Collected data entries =
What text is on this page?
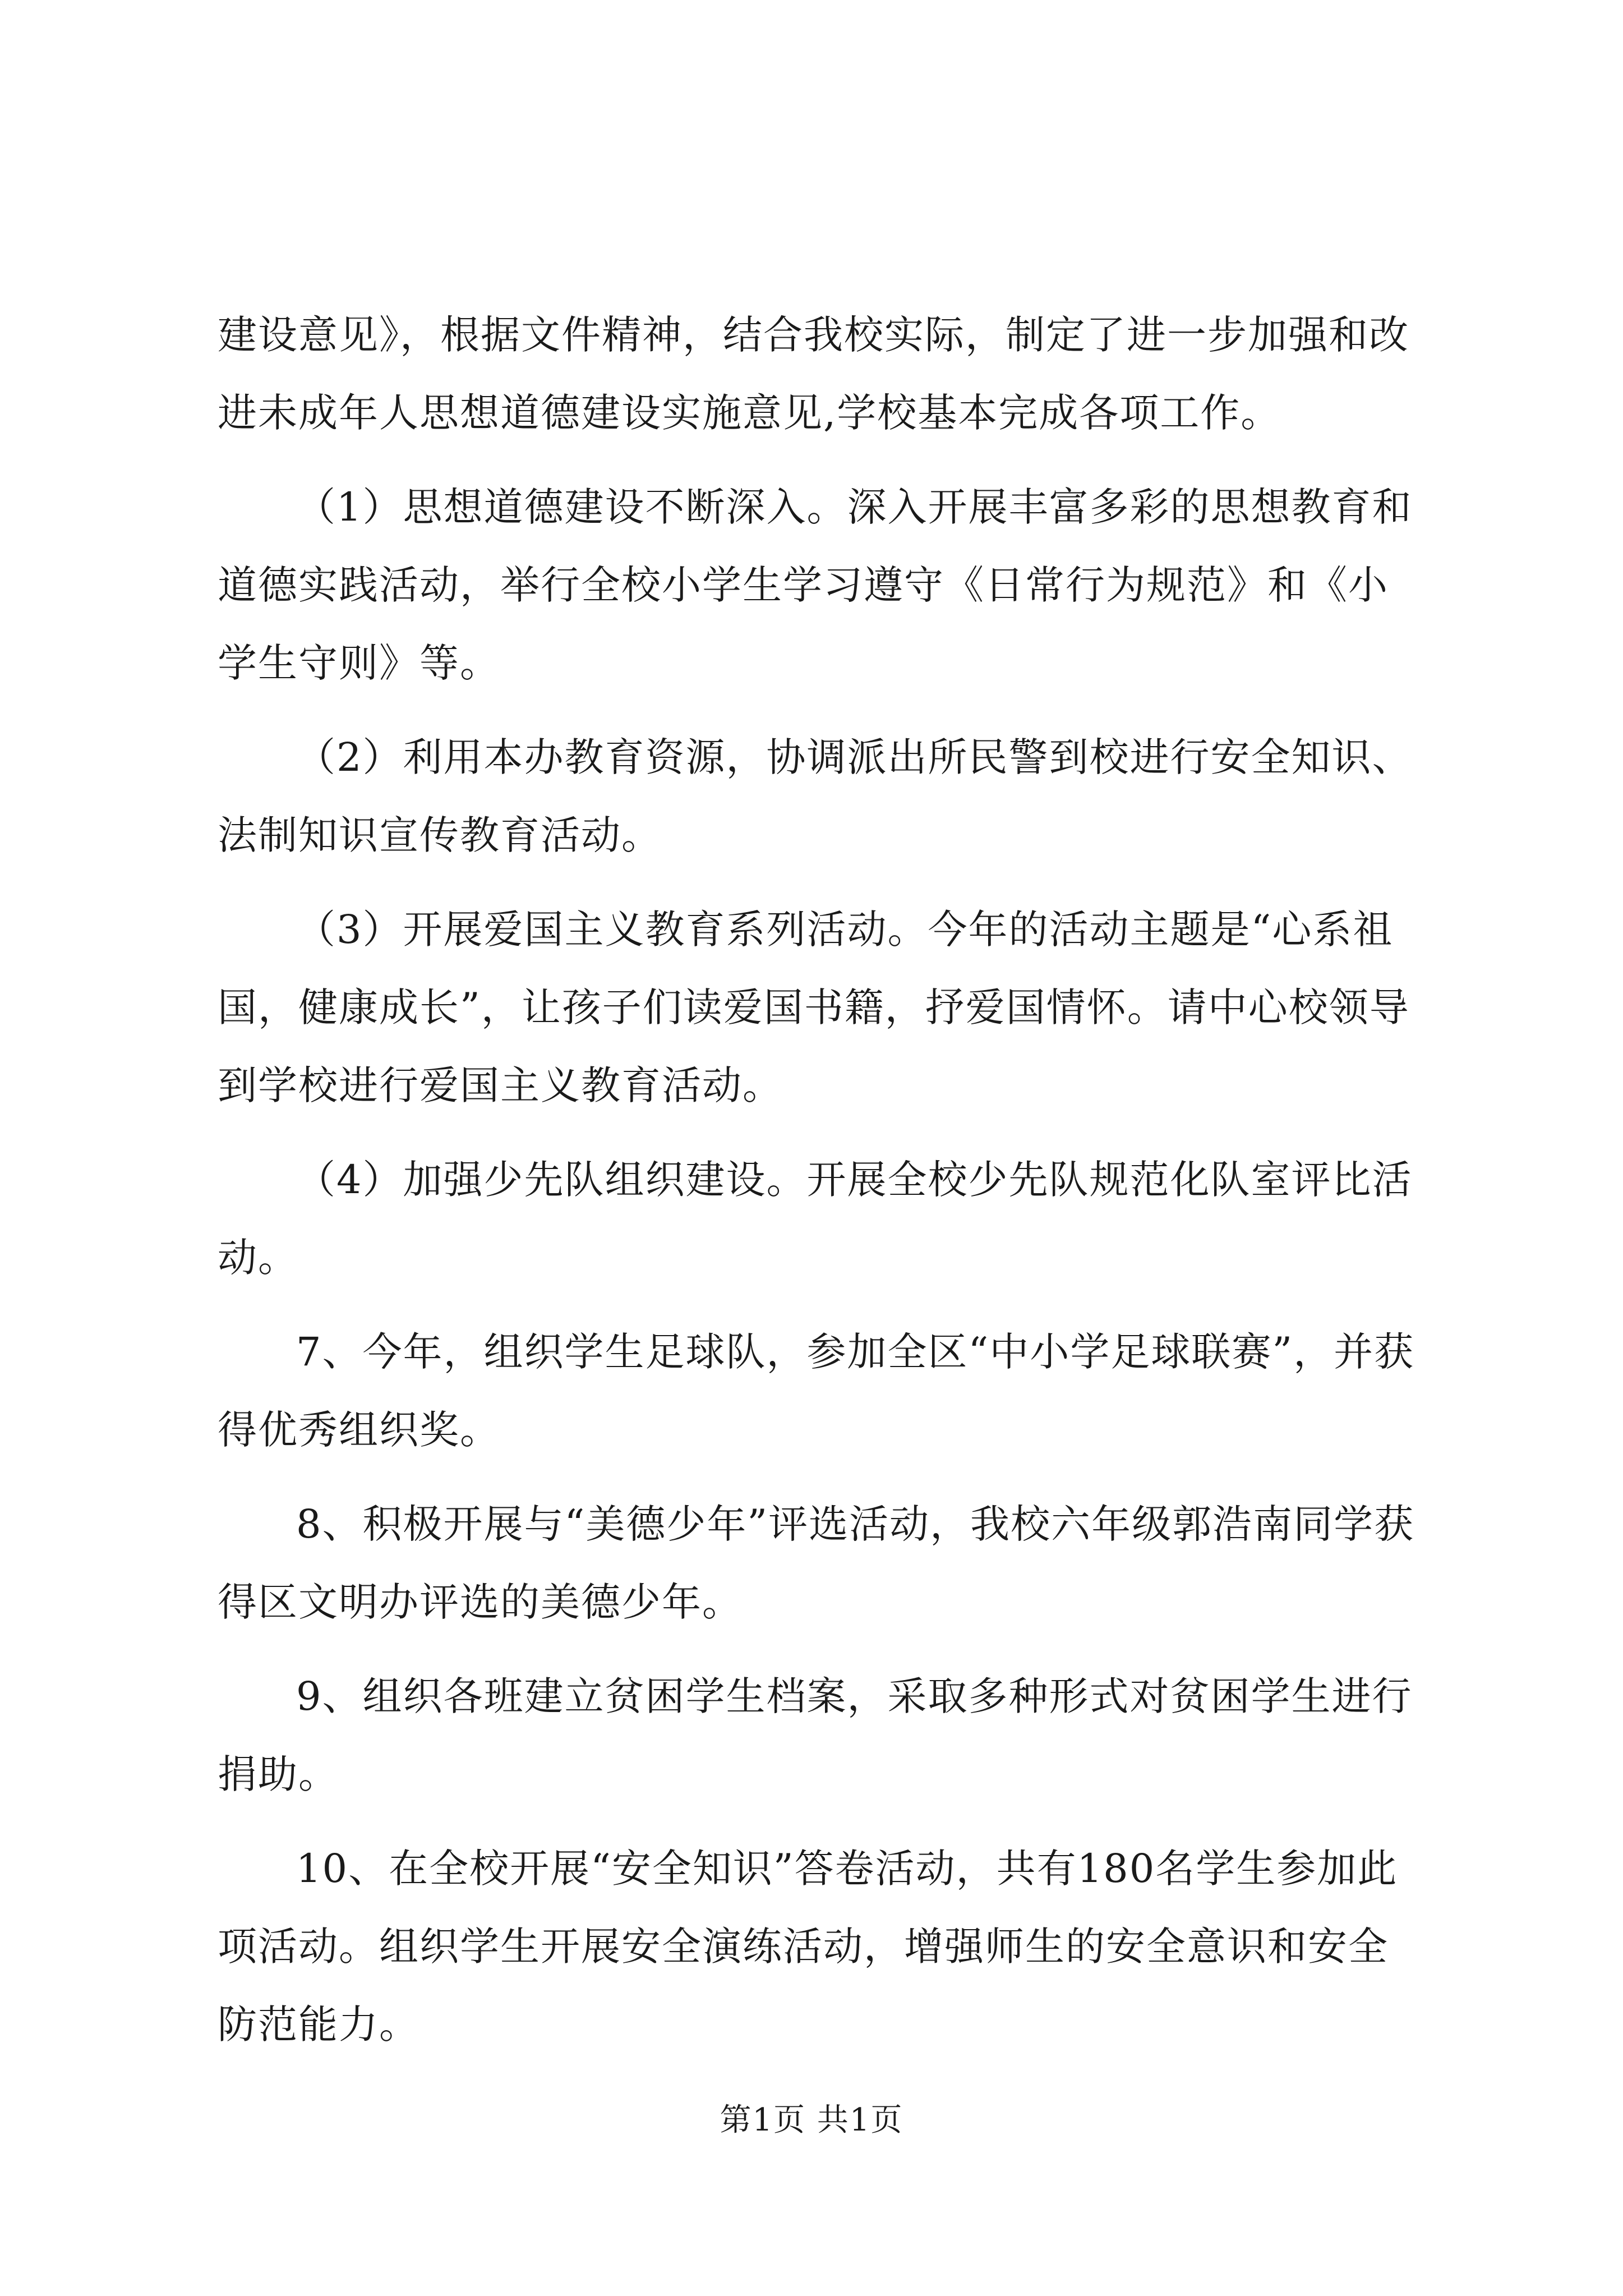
建设意见》，根据文件精神，结合我校实际，制定了进一步加强和改进未成年人思想道德建设实施意见,学校基本完成各项工作。

（1）思想道德建设不断深入。深入开展丰富多彩的思想教育和道德实践活动，举行全校小学生学习遵守《日常行为规范》和《小学生守则》等。

（2）利用本办教育资源，协调派出所民警到校进行安全知识、法制知识宣传教育活动。

（3）开展爱国主义教育系列活动。今年的活动主题是“心系祖国，健康成长”，让孩子们读爱国书籍，抒爱国情怀。请中心校领导到学校进行爱国主义教育活动。

（4）加强少先队组织建设。开展全校少先队规范化队室评比活动。

7、今年，组织学生足球队，参加全区“中小学足球联赛”，并获得优秀组织奖。

8、积极开展与“美德少年”评选活动，我校六年级郭浩南同学获得区文明办评选的美德少年。

9、组织各班建立贫困学生档案，采取多种形式对贫困学生进行捐助。

10、在全校开展“安全知识”答卷活动，共有180名学生参加此项活动。组织学生开展安全演练活动，增强师生的安全意识和安全防范能力。

第1页 共1页
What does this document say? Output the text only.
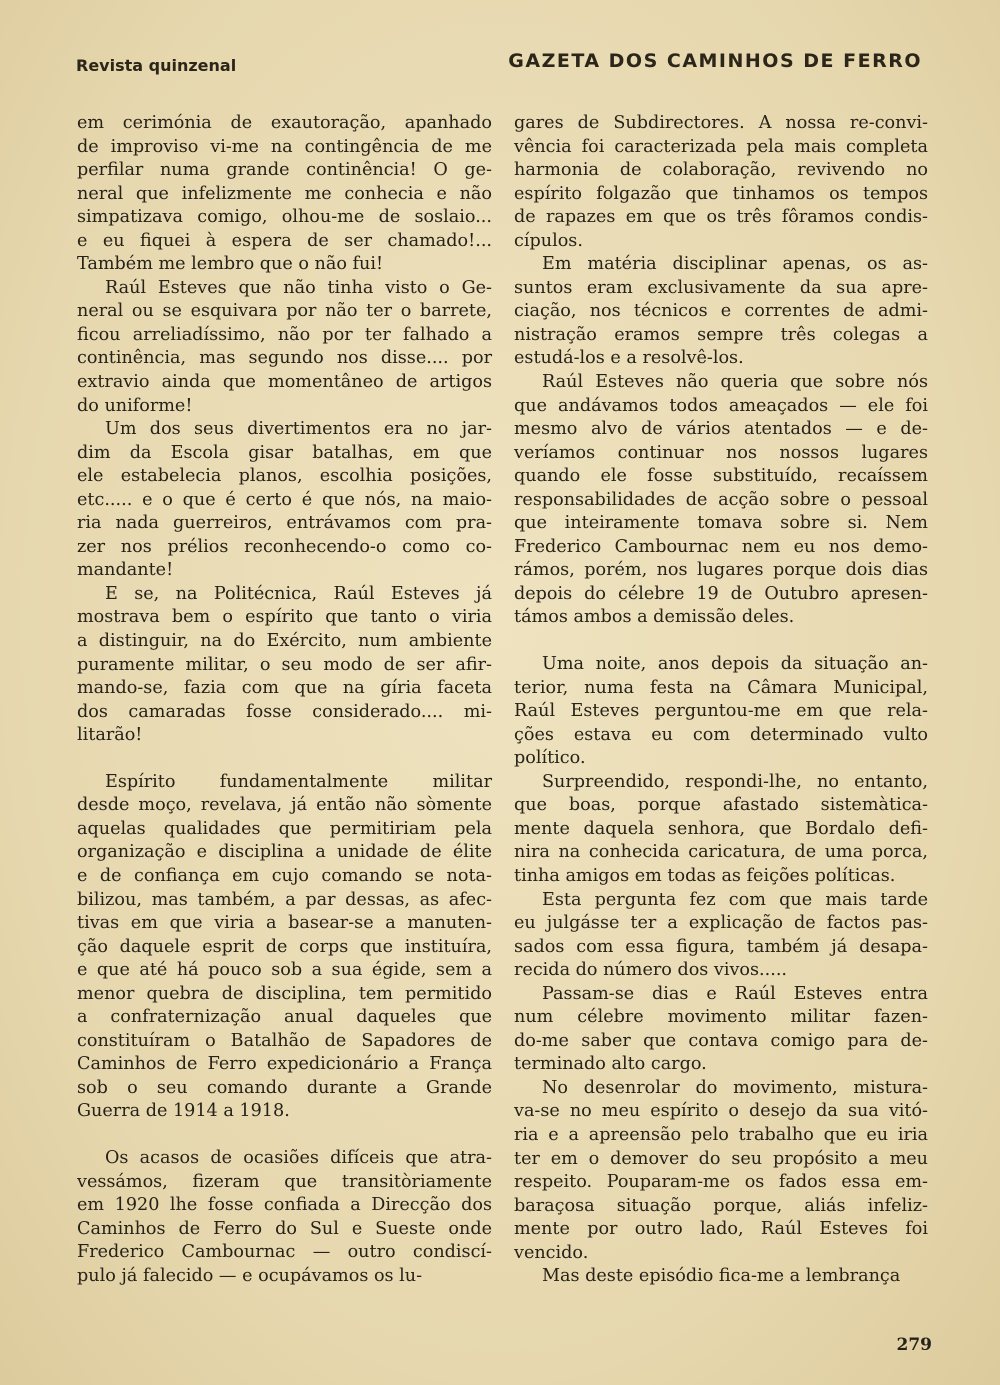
Revista quinzenal	GAZETA DOS CAMINHOS DE FERRO
em cerimónia de exautoração, apanhado
de improviso vi-me na contingência de me
perfilar numa grande continência! O ge-
neral que infelizmente me conhecia e não
simpatizava comigo, olhou-me de soslaio...
e eu fiquei à espera de ser chamado!...
Também me lembro que o não fui!
Raúl Esteves que não tinha visto o Ge-
neral ou se esquivara por não ter o barrete,
ficou arreliadíssimo, não por ter falhado a
continência, mas segundo nos disse.... por
extravio ainda que momentâneo de artigos
do uniforme!
Um dos seus divertimentos era no jar-
dim da Escola gisar batalhas, em que
ele estabelecia planos, escolhia posições,
etc..... e o que é certo é que nós, na maio-
ria nada guerreiros, entrávamos com pra-
zer nos prélios reconhecendo-o como co-
mandante!
E se, na Politécnica, Raúl Esteves já
mostrava bem o espírito que tanto o viria
a distinguir, na do Exército, num ambiente
puramente militar, o seu modo de ser afir-
mando-se, fazia com que na gíria faceta
dos camaradas fosse considerado.... mi-
litarão!
Espírito fundamentalmente militar
desde moço, revelava, já então não sòmente
aquelas qualidades que permitiriam pela
organização e disciplina a unidade de élite
e de confiança em cujo comando se nota-
bilizou, mas também, a par dessas, as afec-
tivas em que viria a basear-se a manuten-
ção daquele esprit de corps que instituíra,
e que até há pouco sob a sua égide, sem a
menor quebra de disciplina, tem permitido
a confraternização anual daqueles que
constituíram o Batalhão de Sapadores de
Caminhos de Ferro expedicionário a França
sob o seu comando durante a Grande
Guerra de 1914 a 1918.
Os acasos de ocasiões difíceis que atra-
vessámos, fizeram que transitòriamente
em 1920 lhe fosse confiada a Direcção dos
Caminhos de Ferro do Sul e Sueste onde
Frederico Cambournac — outro condiscí-
pulo já falecido — e ocupávamos os lu-
gares de Subdirectores. A nossa re-convi-
vência foi caracterizada pela mais completa
harmonia de colaboração, revivendo no
espírito folgazão que tinhamos os tempos
de rapazes em que os três fôramos condis-
cípulos.
Em matéria disciplinar apenas, os as-
suntos eram exclusivamente da sua apre-
ciação, nos técnicos e correntes de admi-
nistração eramos sempre três colegas a
estudá-los e a resolvê-los.
Raúl Esteves não queria que sobre nós
que andávamos todos ameaçados — ele foi
mesmo alvo de vários atentados — e de-
veríamos continuar nos nossos lugares
quando ele fosse substituído, recaíssem
responsabilidades de acção sobre o pessoal
que inteiramente tomava sobre si. Nem
Frederico Cambournac nem eu nos demo-
rámos, porém, nos lugares porque dois dias
depois do célebre 19 de Outubro apresen-
támos ambos a demissão deles.
Uma noite, anos depois da situação an-
terior, numa festa na Câmara Municipal,
Raúl Esteves perguntou-me em que rela-
ções estava eu com determinado vulto
político.
Surpreendido, respondi-lhe, no entanto,
que boas, porque afastado sistemàtica-
mente daquela senhora, que Bordalo defi-
nira na conhecida caricatura, de uma porca,
tinha amigos em todas as feições políticas.
Esta pergunta fez com que mais tarde
eu julgásse ter a explicação de factos pas-
sados com essa figura, também já desapa-
recida do número dos vivos.....
Passam-se dias e Raúl Esteves entra
num célebre movimento militar fazen-
do-me saber que contava comigo para de-
terminado alto cargo.
No desenrolar do movimento, mistura-
va-se no meu espírito o desejo da sua vitó-
ria e a apreensão pelo trabalho que eu iria
ter em o demover do seu propósito a meu
respeito. Pouparam-me os fados essa em-
baraçosa situação porque, aliás infeliz-
mente por outro lado, Raúl Esteves foi
vencido.
Mas deste episódio fica-me a lembrança
279
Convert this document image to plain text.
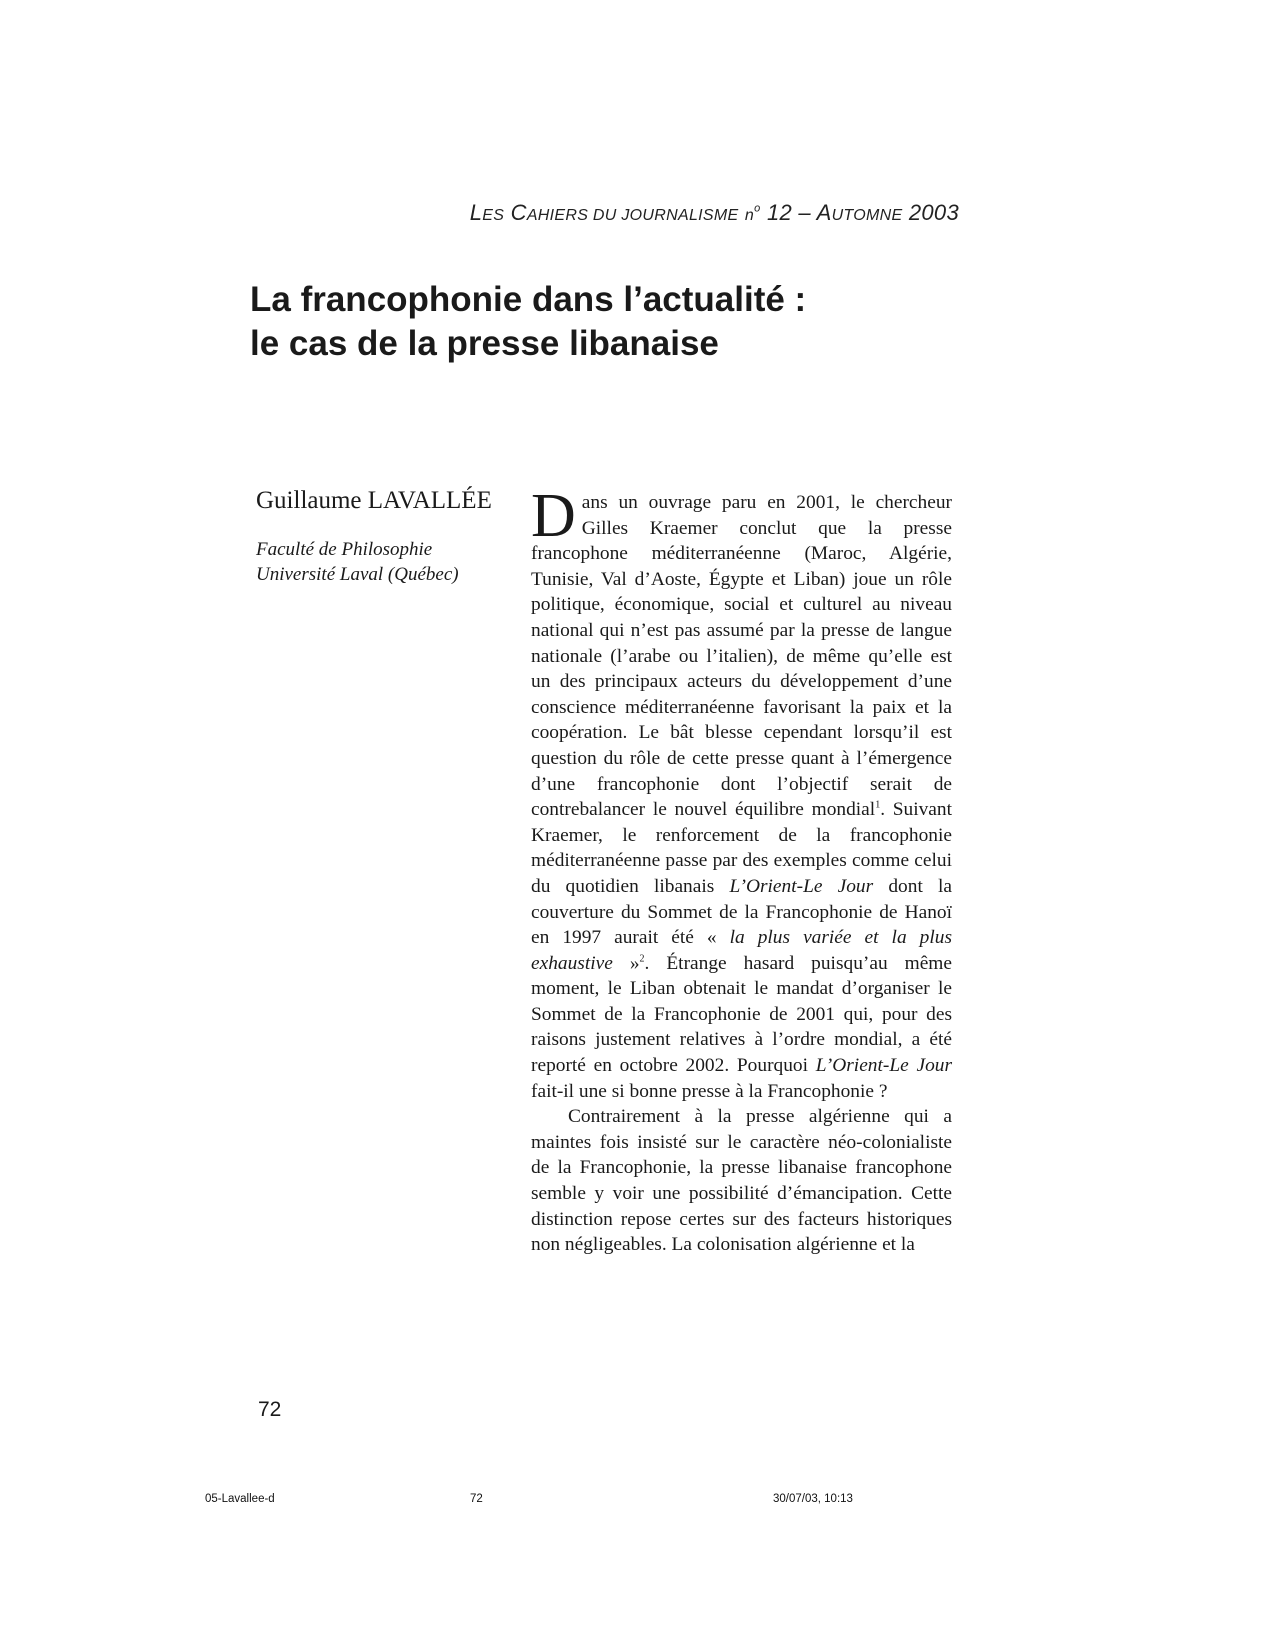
LES CAHIERS DU JOURNALISME $n^o$ 12 – AUTOMNE 2003
La francophonie dans l’actualité :
le cas de la presse libanaise
Guillaume LAVALLÉE
Faculté de Philosophie
Université Laval (Québec)

Dans un ouvrage paru en 2001, le chercheur Gilles Kraemer conclut que la presse francophone méditerranéenne (Maroc, Algérie, Tunisie, Val d’Aoste, Égypte et Liban) joue un rôle politique, économique, social et culturel au niveau national qui n’est pas assumé par la presse de langue nationale (l’arabe ou l’italien), de même qu’elle est un des principaux acteurs du développement d’une conscience méditerranéenne favorisant la paix et la coopération. Le bât blesse cependant lorsqu’il est question du rôle de cette presse quant à l’émergence d’une francophonie dont l’objectif serait de contrebalancer le nouvel équilibre mondial$^1$. Suivant Kraemer, le renforcement de la francophonie méditerranéenne passe par des exemples comme celui du quotidien libanais L’Orient-Le Jour dont la couverture du Sommet de la Francophonie de Hanoï en 1997 aurait été « la plus variée et la plus exhaustive »$^2$. Étrange hasard puisqu’au même moment, le Liban obtenait le mandat d’organiser le Sommet de la Francophonie de 2001 qui, pour des raisons justement relatives à l’ordre mondial, a été reporté en octobre 2002. Pourquoi L’Orient-Le Jour fait-il une si bonne presse à la Francophonie ?

Contrairement à la presse algérienne qui a maintes fois insisté sur le caractère néo-colonialiste de la Francophonie, la presse libanaise francophone semble y voir une possibilité d’émancipation. Cette distinction repose certes sur des facteurs historiques non négligeables. La colonisation algérienne et la

72
05-Lavallee-d	72	30/07/03, 10:13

WORK REQUIRED = Select every line in the records above that contains the word "sobre".

CORRECT OUTPUT =
Raúl Esteves não queria que sobre nós
responsabilidades de acção sobre o pessoal
que inteiramente tomava sobre si. Nem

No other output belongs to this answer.